═══ Stored rows ═══

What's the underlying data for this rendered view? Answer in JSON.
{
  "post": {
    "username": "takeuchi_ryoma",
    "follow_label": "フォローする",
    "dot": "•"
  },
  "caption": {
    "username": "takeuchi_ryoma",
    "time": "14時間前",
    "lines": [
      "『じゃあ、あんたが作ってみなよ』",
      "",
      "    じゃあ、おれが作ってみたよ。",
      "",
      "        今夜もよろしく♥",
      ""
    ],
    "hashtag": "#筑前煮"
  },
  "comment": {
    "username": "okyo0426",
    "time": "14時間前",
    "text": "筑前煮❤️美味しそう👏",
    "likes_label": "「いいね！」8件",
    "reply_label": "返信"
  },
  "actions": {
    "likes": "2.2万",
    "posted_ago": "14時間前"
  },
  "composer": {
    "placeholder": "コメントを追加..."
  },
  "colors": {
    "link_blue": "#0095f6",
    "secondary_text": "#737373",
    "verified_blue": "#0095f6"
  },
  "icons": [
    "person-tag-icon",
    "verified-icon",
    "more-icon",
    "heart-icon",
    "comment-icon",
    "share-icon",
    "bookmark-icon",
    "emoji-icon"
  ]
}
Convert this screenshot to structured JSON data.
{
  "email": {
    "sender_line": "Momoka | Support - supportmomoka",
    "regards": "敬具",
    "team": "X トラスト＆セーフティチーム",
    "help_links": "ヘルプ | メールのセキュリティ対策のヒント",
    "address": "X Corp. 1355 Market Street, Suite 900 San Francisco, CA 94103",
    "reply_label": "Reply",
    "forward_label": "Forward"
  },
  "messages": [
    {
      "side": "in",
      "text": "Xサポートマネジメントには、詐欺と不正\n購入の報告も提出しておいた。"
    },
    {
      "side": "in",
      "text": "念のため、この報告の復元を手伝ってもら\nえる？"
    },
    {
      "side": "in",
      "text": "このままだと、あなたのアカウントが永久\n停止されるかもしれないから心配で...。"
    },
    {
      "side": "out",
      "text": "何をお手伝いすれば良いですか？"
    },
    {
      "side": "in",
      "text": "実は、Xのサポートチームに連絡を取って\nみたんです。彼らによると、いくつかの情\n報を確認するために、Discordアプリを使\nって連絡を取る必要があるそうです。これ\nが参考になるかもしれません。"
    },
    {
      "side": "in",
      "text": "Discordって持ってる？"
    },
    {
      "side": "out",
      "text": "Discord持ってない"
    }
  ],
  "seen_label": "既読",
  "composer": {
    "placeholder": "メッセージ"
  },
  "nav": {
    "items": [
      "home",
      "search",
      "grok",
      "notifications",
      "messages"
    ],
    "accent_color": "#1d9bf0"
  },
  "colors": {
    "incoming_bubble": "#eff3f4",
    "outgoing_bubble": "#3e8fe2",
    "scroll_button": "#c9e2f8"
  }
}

═══

Give back the whole listing, word for word.

- **Output of the task**:
What's the underlying data for this rendered view? Answer in JSON.
{
  "post": {
    "username": "takeuchi_ryoma",
    "follow_label": "フォローする",
    "dot": "•"
  },
  "caption": {
    "username": "takeuchi_ryoma",
    "time": "14時間前",
    "lines": [
      "『じゃあ、あんたが作ってみなよ』",
      "",
      "    じゃあ、おれが作ってみたよ。",
      "",
      "        今夜もよろしく♥",
      ""
    ],
    "hashtag": "#筑前煮"
  },
  "comment": {
    "username": "okyo0426",
    "time": "14時間前",
    "text": "筑前煮❤️美味しそう👏",
    "likes_label": "「いいね！」8件",
    "reply_label": "返信"
  },
  "actions": {
    "likes": "2.2万",
    "posted_ago": "14時間前"
  },
  "composer": {
    "placeholder": "コメントを追加..."
  },
  "colors": {
    "link_blue": "#0095f6",
    "secondary_text": "#737373",
    "verified_blue": "#0095f6"
  },
  "icons": [
    "person-tag-icon",
    "verified-icon",
    "more-icon",
    "heart-icon",
    "comment-icon",
    "share-icon",
    "bookmark-icon",
    "emoji-icon"
  ]
}
Convert this screenshot to structured JSON data.
{
  "email": {
    "sender_line": "Momoka | Support - supportmomoka",
    "regards": "敬具",
    "team": "X トラスト＆セーフティチーム",
    "help_links": "ヘルプ | メールのセキュリティ対策のヒント",
    "address": "X Corp. 1355 Market Street, Suite 900 San Francisco, CA 94103",
    "reply_label": "Reply",
    "forward_label": "Forward"
  },
  "messages": [
    {
      "side": "in",
      "text": "Xサポートマネジメントには、詐欺と不正\n購入の報告も提出しておいた。"
    },
    {
      "side": "in",
      "text": "念のため、この報告の復元を手伝ってもら\nえる？"
    },
    {
      "side": "in",
      "text": "このままだと、あなたのアカウントが永久\n停止されるかもしれないから心配で...。"
    },
    {
      "side": "out",
      "text": "何をお手伝いすれば良いですか？"
    },
    {
      "side": "in",
      "text": "実は、Xのサポートチームに連絡を取って\nみたんです。彼らによると、いくつかの情\n報を確認するために、Discordアプリを使\nって連絡を取る必要があるそうです。これ\nが参考になるかもしれません。"
    },
    {
      "side": "in",
      "text": "Discordって持ってる？"
    },
    {
      "side": "out",
      "text": "Discord持ってない"
    }
  ],
  "seen_label": "既読",
  "composer": {
    "placeholder": "メッセージ"
  },
  "nav": {
    "items": [
      "home",
      "search",
      "grok",
      "notifications",
      "messages"
    ],
    "accent_color": "#1d9bf0"
  },
  "colors": {
    "incoming_bubble": "#eff3f4",
    "outgoing_bubble": "#3e8fe2",
    "scroll_button": "#c9e2f8"
  }
}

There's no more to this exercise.